[Data entries for graphics]

--- --- ---

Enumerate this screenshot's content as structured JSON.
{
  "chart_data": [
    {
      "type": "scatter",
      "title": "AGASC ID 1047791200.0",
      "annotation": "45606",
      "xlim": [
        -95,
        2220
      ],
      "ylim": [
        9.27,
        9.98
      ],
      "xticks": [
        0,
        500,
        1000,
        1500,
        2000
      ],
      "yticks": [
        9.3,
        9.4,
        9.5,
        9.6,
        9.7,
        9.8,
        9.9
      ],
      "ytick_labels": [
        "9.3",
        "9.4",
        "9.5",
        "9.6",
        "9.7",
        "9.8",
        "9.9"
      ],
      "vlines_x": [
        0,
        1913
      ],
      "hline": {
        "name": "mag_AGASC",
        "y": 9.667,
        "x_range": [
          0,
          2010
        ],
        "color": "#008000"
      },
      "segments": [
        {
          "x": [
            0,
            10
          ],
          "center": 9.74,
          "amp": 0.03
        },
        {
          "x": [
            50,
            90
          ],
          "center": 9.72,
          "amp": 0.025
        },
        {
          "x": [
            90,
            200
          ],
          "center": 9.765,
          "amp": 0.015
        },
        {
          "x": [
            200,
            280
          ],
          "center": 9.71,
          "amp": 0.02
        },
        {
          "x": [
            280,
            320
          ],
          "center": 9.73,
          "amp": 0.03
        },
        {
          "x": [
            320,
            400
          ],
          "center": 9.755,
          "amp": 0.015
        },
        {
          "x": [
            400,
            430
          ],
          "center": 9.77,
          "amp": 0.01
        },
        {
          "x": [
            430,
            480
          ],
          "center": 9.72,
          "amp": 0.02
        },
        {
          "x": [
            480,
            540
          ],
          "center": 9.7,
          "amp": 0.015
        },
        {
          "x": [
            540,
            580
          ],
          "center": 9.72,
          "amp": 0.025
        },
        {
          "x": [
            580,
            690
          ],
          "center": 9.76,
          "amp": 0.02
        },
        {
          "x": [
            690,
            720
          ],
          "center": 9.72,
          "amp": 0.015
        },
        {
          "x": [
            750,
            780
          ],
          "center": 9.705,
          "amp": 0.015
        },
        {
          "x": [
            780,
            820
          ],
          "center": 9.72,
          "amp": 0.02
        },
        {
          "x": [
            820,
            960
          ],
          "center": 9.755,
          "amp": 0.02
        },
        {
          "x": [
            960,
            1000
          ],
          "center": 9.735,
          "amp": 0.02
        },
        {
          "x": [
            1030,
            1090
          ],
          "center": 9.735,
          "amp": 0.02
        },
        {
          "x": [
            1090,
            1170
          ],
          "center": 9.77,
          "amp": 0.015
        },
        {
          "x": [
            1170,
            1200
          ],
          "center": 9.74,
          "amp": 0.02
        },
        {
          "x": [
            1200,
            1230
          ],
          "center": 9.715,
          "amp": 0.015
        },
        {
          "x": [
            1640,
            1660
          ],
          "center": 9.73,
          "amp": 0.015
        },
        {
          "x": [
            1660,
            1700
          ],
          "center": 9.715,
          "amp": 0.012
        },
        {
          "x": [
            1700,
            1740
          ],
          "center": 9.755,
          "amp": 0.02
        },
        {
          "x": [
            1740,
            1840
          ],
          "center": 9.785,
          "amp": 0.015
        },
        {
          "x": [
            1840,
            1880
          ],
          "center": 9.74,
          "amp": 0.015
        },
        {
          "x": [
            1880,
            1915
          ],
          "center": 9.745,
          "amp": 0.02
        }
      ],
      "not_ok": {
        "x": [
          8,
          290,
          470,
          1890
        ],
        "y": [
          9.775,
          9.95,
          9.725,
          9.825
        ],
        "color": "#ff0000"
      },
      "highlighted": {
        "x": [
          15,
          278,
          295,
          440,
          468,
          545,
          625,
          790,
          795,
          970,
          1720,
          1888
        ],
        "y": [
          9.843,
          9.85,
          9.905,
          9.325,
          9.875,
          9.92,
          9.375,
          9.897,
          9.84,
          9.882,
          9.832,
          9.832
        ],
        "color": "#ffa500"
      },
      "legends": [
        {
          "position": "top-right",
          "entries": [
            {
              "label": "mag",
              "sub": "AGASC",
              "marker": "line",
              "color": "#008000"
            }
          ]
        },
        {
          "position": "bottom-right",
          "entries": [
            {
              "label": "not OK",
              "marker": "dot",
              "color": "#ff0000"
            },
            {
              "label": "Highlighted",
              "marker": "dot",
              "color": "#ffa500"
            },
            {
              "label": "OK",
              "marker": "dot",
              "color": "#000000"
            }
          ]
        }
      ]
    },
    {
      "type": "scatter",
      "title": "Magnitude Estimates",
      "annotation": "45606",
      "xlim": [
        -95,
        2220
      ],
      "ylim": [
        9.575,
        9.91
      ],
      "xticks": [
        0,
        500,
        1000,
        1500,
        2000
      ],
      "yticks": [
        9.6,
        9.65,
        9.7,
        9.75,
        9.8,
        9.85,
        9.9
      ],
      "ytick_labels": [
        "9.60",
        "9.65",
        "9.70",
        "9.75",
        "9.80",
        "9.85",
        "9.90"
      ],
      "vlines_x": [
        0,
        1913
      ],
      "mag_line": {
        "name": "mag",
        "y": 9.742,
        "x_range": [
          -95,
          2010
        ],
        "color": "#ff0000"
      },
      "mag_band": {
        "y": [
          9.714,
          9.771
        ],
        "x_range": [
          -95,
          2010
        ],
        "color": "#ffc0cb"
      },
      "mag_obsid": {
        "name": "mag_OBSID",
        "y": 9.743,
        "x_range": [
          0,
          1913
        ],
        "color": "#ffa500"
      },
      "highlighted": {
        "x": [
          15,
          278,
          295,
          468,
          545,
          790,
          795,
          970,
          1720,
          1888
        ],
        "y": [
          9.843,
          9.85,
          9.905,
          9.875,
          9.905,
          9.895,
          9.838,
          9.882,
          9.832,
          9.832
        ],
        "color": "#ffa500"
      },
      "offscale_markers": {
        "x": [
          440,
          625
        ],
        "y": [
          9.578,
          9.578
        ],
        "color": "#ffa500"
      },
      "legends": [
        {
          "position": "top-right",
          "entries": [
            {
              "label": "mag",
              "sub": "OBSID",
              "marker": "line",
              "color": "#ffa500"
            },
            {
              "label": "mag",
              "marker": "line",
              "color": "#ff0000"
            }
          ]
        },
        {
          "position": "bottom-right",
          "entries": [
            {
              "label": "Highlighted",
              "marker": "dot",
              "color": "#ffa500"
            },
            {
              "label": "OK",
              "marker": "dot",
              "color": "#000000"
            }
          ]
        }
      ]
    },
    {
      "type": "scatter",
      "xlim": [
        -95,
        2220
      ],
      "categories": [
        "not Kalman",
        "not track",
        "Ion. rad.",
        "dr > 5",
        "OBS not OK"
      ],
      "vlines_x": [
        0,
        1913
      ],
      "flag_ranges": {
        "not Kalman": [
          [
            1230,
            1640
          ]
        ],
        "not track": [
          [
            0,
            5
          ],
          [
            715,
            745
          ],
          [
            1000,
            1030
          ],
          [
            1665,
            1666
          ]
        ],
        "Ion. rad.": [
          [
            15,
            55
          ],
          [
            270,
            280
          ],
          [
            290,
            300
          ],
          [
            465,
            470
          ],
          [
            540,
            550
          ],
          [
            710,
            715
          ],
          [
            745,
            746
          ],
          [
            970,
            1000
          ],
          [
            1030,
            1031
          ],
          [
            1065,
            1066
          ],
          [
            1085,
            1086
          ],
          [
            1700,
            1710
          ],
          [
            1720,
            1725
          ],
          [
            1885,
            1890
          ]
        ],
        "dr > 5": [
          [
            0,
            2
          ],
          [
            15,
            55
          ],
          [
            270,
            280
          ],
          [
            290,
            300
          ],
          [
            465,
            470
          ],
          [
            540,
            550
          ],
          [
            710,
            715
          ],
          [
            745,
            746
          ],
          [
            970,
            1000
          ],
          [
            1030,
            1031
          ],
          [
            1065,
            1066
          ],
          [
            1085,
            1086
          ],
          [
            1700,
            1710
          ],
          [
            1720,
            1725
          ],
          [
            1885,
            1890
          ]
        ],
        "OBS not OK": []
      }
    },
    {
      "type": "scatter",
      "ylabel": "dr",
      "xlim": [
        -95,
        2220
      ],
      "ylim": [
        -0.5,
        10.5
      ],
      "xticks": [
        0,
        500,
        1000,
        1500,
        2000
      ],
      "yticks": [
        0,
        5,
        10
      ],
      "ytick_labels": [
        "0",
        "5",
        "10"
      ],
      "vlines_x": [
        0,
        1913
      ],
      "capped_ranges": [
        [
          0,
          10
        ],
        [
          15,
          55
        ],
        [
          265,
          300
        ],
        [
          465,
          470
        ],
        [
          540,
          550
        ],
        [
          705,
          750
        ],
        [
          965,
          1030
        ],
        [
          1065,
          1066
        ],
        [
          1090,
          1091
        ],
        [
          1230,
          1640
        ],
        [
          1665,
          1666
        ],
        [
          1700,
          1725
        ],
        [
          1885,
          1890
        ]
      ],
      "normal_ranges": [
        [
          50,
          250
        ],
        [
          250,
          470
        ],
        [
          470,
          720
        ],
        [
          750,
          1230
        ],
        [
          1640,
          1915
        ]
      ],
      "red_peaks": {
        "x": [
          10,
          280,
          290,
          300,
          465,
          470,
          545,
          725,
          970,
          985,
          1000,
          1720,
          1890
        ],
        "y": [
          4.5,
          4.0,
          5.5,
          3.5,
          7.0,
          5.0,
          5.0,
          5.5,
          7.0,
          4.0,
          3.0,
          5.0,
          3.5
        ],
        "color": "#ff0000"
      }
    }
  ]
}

--- --- ---

Your task - Extract every line of the records above that contains the word "title".

Result for this task -
      "title": "AGASC ID 1047791200.0",
      "title": "Magnitude Estimates",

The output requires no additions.